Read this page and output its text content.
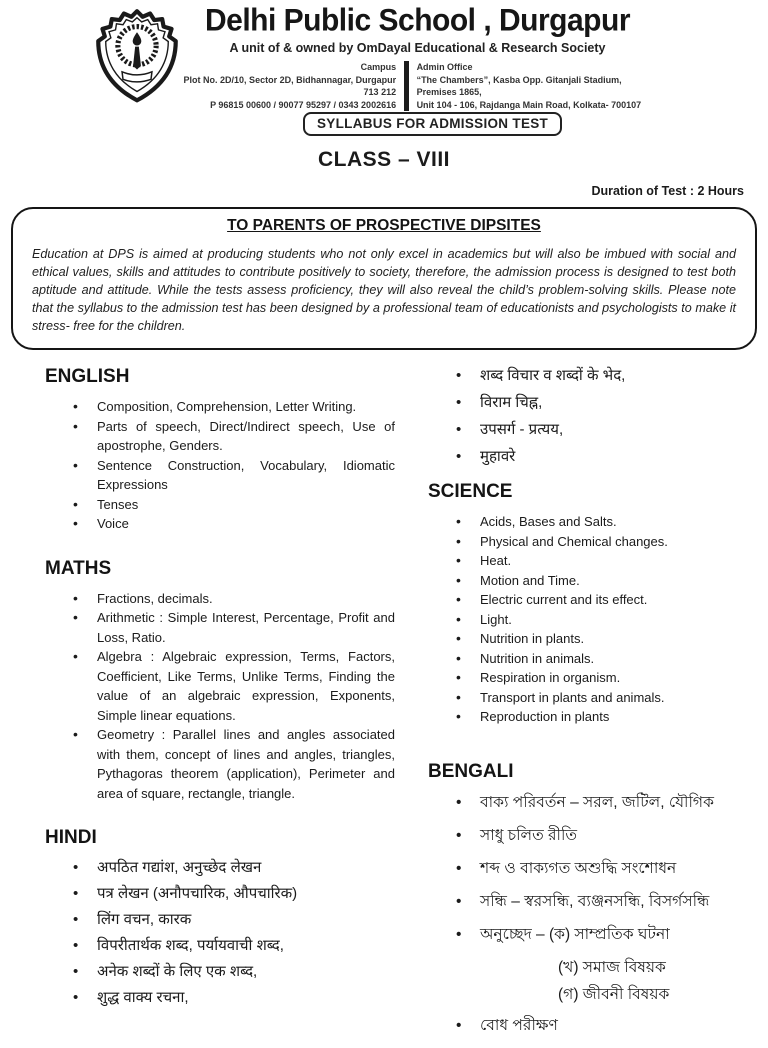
Delhi Public School , Durgapur
A unit of & owned by OmDayal Educational & Research Society
Campus
Plot No. 2D/10, Sector 2D, Bidhannagar, Durgapur 713 212
P 96815 00600 / 90077 95297 / 0343 2002616
Admin Office
“The Chambers”, Kasba Opp. Gitanjali Stadium, Premises 1865,
Unit 104 - 106, Rajdanga Main Road, Kolkata- 700107
SYLLABUS FOR ADMISSION TEST
CLASS – VIII
Duration of Test : 2 Hours
TO PARENTS OF PROSPECTIVE DIPSITES
Education at DPS is aimed at producing students who not only excel in academics but will also be imbued with social and ethical values, skills and attitudes to contribute positively to society, therefore, the admission process is designed to test both aptitude and attitude. While the tests assess proficiency, they will also reveal the child’s problem-solving skills. Please note that the syllabus to the admission test has been designed by a professional team of educationists and psychologists to make it stress- free for the children.
ENGLISH
• Composition, Comprehension, Letter Writing.
• Parts of speech, Direct/Indirect speech, Use of apostrophe, Genders.
• Sentence Construction, Vocabulary, Idiomatic Expressions
• Tenses
• Voice
MATHS
• Fractions, decimals.
• Arithmetic : Simple Interest, Percentage, Profit and Loss, Ratio.
• Algebra : Algebraic expression, Terms, Factors, Coefficient, Like Terms, Unlike Terms, Finding the value of an algebraic expression, Exponents, Simple linear equations.
• Geometry : Parallel lines and angles associated with them, concept of lines and angles, triangles, Pythagoras theorem (application), Perimeter and area of square, rectangle, triangle.
HINDI
• अपठित गद्यांश, अनुच्छेद लेखन
• पत्र लेखन (अनौपचारिक, औपचारिक)
• लिंग वचन, कारक
• विपरीतार्थक शब्द, पर्यायवाची शब्द,
• अनेक शब्दों के लिए एक शब्द,
• शुद्ध वाक्य रचना,
• शब्द विचार व शब्दों के भेद,
• विराम चिह्न,
• उपसर्ग - प्रत्यय,
• मुहावरे
SCIENCE
• Acids, Bases and Salts.
• Physical and Chemical changes.
• Heat.
• Motion and Time.
• Electric current and its effect.
• Light.
• Nutrition in plants.
• Nutrition in animals.
• Respiration in organism.
• Transport in plants and animals.
• Reproduction in plants
BENGALI
• বাক্য পরিবর্তন – সরল, জটিল, যৌগিক
• সাধু চলিত রীতি
• শব্দ ও বাক্যগত অশুদ্ধি সংশোধন
• সন্ধি – স্বরসন্ধি, ব্যঞ্জনসন্ধি, বিসর্গসন্ধি
• অনুচ্ছেদ – (ক) সাম্প্রতিক ঘটনা
(খ) সমাজ বিষয়ক
(গ) জীবনী বিষয়ক
• বোধ পরীক্ষণ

(What the task requires): Pictures in the records should not appear in your copy, but everything else must be transcribed exactly.

(Answer to this problem):
Read this page and output its text content.
Delhi Public School , Durgapur
A unit of & owned by OmDayal Educational & Research Society
Campus
Plot No. 2D/10, Sector 2D, Bidhannagar, Durgapur 713 212
P 96815 00600 / 90077 95297 / 0343 2002616
Admin Office
“The Chambers”, Kasba Opp. Gitanjali Stadium, Premises 1865,
Unit 104 - 106, Rajdanga Main Road, Kolkata- 700107
SYLLABUS FOR ADMISSION TEST
CLASS – VIII
Duration of Test : 2 Hours
TO PARENTS OF PROSPECTIVE DIPSITES
Education at DPS is aimed at producing students who not only excel in academics but will also be imbued with social and ethical values, skills and attitudes to contribute positively to society, therefore, the admission process is designed to test both aptitude and attitude. While the tests assess proficiency, they will also reveal the child’s problem-solving skills. Please note that the syllabus to the admission test has been designed by a professional team of educationists and psychologists to make it stress- free for the children.
ENGLISH
• Composition, Comprehension, Letter Writing.
• Parts of speech, Direct/Indirect speech, Use of apostrophe, Genders.
• Sentence Construction, Vocabulary, Idiomatic Expressions
• Tenses
• Voice
MATHS
• Fractions, decimals.
• Arithmetic : Simple Interest, Percentage, Profit and Loss, Ratio.
• Algebra : Algebraic expression, Terms, Factors, Coefficient, Like Terms, Unlike Terms, Finding the value of an algebraic expression, Exponents, Simple linear equations.
• Geometry : Parallel lines and angles associated with them, concept of lines and angles, triangles, Pythagoras theorem (application), Perimeter and area of square, rectangle, triangle.
HINDI
• अपठित गद्यांश, अनुच्छेद लेखन
• पत्र लेखन (अनौपचारिक, औपचारिक)
• लिंग वचन, कारक
• विपरीतार्थक शब्द, पर्यायवाची शब्द,
• अनेक शब्दों के लिए एक शब्द,
• शुद्ध वाक्य रचना,
• शब्द विचार व शब्दों के भेद,
• विराम चिह्न,
• उपसर्ग - प्रत्यय,
• मुहावरे
SCIENCE
• Acids, Bases and Salts.
• Physical and Chemical changes.
• Heat.
• Motion and Time.
• Electric current and its effect.
• Light.
• Nutrition in plants.
• Nutrition in animals.
• Respiration in organism.
• Transport in plants and animals.
• Reproduction in plants
BENGALI
• বাক্য পরিবর্তন – সরল, জটিল, যৌগিক
• সাধু চলিত রীতি
• শব্দ ও বাক্যগত অশুদ্ধি সংশোধন
• সন্ধি – স্বরসন্ধি, ব্যঞ্জনসন্ধি, বিসর্গসন্ধি
• অনুচ্ছেদ – (ক) সাম্প্রতিক ঘটনা
(খ) সমাজ বিষয়ক
(গ) জীবনী বিষয়ক
• বোধ পরীক্ষণ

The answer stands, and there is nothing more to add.